● **Given task**
Write the material out again exactly.

● **Supplied material**
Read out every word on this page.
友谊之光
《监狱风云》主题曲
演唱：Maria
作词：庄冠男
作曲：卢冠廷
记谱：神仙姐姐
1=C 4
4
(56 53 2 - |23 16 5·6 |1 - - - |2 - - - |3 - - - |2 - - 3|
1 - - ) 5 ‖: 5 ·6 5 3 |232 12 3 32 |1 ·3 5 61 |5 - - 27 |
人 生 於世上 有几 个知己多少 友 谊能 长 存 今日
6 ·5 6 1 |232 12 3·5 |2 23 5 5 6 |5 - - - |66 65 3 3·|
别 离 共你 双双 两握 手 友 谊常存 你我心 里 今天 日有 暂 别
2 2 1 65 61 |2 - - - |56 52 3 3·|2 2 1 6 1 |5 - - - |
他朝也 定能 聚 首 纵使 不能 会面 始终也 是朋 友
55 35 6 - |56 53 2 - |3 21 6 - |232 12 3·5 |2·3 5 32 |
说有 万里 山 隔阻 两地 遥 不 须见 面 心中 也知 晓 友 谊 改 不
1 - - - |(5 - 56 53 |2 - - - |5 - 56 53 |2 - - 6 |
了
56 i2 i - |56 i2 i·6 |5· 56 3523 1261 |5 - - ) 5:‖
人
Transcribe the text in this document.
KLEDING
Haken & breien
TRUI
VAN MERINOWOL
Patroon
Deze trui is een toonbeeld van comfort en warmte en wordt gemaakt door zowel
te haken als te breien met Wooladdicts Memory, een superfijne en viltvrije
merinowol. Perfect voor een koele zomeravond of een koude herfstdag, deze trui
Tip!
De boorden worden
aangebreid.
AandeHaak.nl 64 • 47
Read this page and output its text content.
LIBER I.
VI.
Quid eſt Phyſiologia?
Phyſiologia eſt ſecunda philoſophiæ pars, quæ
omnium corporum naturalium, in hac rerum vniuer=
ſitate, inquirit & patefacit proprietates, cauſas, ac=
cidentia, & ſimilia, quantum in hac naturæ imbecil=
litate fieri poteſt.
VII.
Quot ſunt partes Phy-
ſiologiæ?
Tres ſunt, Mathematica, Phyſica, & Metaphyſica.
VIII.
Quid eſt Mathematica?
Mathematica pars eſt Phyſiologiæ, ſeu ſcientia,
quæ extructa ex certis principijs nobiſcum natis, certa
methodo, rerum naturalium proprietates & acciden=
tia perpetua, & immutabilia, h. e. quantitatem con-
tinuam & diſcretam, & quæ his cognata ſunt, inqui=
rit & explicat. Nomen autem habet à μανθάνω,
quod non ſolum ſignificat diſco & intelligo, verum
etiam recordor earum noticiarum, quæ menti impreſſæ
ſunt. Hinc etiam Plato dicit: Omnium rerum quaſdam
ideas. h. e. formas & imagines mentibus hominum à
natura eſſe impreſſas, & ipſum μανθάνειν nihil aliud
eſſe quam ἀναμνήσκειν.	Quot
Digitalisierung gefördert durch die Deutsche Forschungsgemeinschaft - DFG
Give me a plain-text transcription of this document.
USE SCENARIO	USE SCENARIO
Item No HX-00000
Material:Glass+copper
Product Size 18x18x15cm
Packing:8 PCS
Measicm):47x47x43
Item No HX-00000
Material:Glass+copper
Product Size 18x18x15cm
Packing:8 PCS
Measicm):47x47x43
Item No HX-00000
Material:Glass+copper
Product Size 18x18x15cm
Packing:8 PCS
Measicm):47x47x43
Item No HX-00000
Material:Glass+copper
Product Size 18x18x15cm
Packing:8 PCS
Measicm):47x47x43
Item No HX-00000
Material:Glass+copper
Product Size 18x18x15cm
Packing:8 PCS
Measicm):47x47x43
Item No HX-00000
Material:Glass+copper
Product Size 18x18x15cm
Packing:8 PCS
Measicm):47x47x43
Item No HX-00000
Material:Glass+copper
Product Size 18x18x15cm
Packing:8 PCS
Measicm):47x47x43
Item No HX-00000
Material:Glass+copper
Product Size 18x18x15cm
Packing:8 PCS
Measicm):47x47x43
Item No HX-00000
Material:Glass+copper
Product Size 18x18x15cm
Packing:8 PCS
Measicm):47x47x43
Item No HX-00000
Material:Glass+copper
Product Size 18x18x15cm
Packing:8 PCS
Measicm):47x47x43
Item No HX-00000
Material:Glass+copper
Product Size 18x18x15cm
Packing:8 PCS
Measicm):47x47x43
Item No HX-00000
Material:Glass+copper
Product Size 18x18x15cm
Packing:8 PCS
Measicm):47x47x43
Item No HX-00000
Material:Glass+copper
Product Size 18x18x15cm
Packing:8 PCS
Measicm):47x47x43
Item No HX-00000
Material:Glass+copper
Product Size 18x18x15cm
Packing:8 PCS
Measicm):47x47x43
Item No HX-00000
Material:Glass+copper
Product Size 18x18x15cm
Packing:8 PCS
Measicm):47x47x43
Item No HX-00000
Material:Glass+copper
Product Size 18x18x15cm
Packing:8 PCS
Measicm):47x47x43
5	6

● **Result below**
Read out every word on this page.
友谊之光
《监狱风云》主题曲
演唱：Maria
作词：庄冠男
作曲：卢冠廷
记谱：神仙姐姐
1=C 4
4
(56 53 2 - |23 16 5·6 |1 - - - |2 - - - |3 - - - |2 - - 3|
1 - - ) 5 ‖: 5 ·6 5 3 |232 12 3 32 |1 ·3 5 61 |5 - - 27 |
人 生 於世上 有几 个知己多少 友 谊能 长 存 今日
6 ·5 6 1 |232 12 3·5 |2 23 5 5 6 |5 - - - |66 65 3 3·|
别 离 共你 双双 两握 手 友 谊常存 你我心 里 今天 日有 暂 别
2 2 1 65 61 |2 - - - |56 52 3 3·|2 2 1 6 1 |5 - - - |
他朝也 定能 聚 首 纵使 不能 会面 始终也 是朋 友
55 35 6 - |56 53 2 - |3 21 6 - |232 12 3·5 |2·3 5 32 |
说有 万里 山 隔阻 两地 遥 不 须见 面 心中 也知 晓 友 谊 改 不
1 - - - |(5 - 56 53 |2 - - - |5 - 56 53 |2 - - 6 |
了
56 i2 i - |56 i2 i·6 |5· 56 3523 1261 |5 - - ) 5:‖
人
Transcribe the text in this document.
KLEDING
Haken & breien
TRUI
VAN MERINOWOL
Patroon
Deze trui is een toonbeeld van comfort en warmte en wordt gemaakt door zowel
te haken als te breien met Wooladdicts Memory, een superfijne en viltvrije
merinowol. Perfect voor een koele zomeravond of een koude herfstdag, deze trui
Tip!
De boorden worden
aangebreid.
AandeHaak.nl 64 • 47
Read this page and output its text content.
LIBER I.
VI.
Quid eſt Phyſiologia?
Phyſiologia eſt ſecunda philoſophiæ pars, quæ
omnium corporum naturalium, in hac rerum vniuer=
ſitate, inquirit & patefacit proprietates, cauſas, ac=
cidentia, & ſimilia, quantum in hac naturæ imbecil=
litate fieri poteſt.
VII.
Quot ſunt partes Phy-
ſiologiæ?
Tres ſunt, Mathematica, Phyſica, & Metaphyſica.
VIII.
Quid eſt Mathematica?
Mathematica pars eſt Phyſiologiæ, ſeu ſcientia,
quæ extructa ex certis principijs nobiſcum natis, certa
methodo, rerum naturalium proprietates & acciden=
tia perpetua, & immutabilia, h. e. quantitatem con-
tinuam & diſcretam, & quæ his cognata ſunt, inqui=
rit & explicat. Nomen autem habet à μανθάνω,
quod non ſolum ſignificat diſco & intelligo, verum
etiam recordor earum noticiarum, quæ menti impreſſæ
ſunt. Hinc etiam Plato dicit: Omnium rerum quaſdam
ideas. h. e. formas & imagines mentibus hominum à
natura eſſe impreſſas, & ipſum μανθάνειν nihil aliud
eſſe quam ἀναμνήσκειν.	Quot
Digitalisierung gefördert durch die Deutsche Forschungsgemeinschaft - DFG
Give me a plain-text transcription of this document.
USE SCENARIO	USE SCENARIO
Item No HX-00000
Material:Glass+copper
Product Size 18x18x15cm
Packing:8 PCS
Measicm):47x47x43
Item No HX-00000
Material:Glass+copper
Product Size 18x18x15cm
Packing:8 PCS
Measicm):47x47x43
Item No HX-00000
Material:Glass+copper
Product Size 18x18x15cm
Packing:8 PCS
Measicm):47x47x43
Item No HX-00000
Material:Glass+copper
Product Size 18x18x15cm
Packing:8 PCS
Measicm):47x47x43
Item No HX-00000
Material:Glass+copper
Product Size 18x18x15cm
Packing:8 PCS
Measicm):47x47x43
Item No HX-00000
Material:Glass+copper
Product Size 18x18x15cm
Packing:8 PCS
Measicm):47x47x43
Item No HX-00000
Material:Glass+copper
Product Size 18x18x15cm
Packing:8 PCS
Measicm):47x47x43
Item No HX-00000
Material:Glass+copper
Product Size 18x18x15cm
Packing:8 PCS
Measicm):47x47x43
Item No HX-00000
Material:Glass+copper
Product Size 18x18x15cm
Packing:8 PCS
Measicm):47x47x43
Item No HX-00000
Material:Glass+copper
Product Size 18x18x15cm
Packing:8 PCS
Measicm):47x47x43
Item No HX-00000
Material:Glass+copper
Product Size 18x18x15cm
Packing:8 PCS
Measicm):47x47x43
Item No HX-00000
Material:Glass+copper
Product Size 18x18x15cm
Packing:8 PCS
Measicm):47x47x43
Item No HX-00000
Material:Glass+copper
Product Size 18x18x15cm
Packing:8 PCS
Measicm):47x47x43
Item No HX-00000
Material:Glass+copper
Product Size 18x18x15cm
Packing:8 PCS
Measicm):47x47x43
Item No HX-00000
Material:Glass+copper
Product Size 18x18x15cm
Packing:8 PCS
Measicm):47x47x43
Item No HX-00000
Material:Glass+copper
Product Size 18x18x15cm
Packing:8 PCS
Measicm):47x47x43
5	6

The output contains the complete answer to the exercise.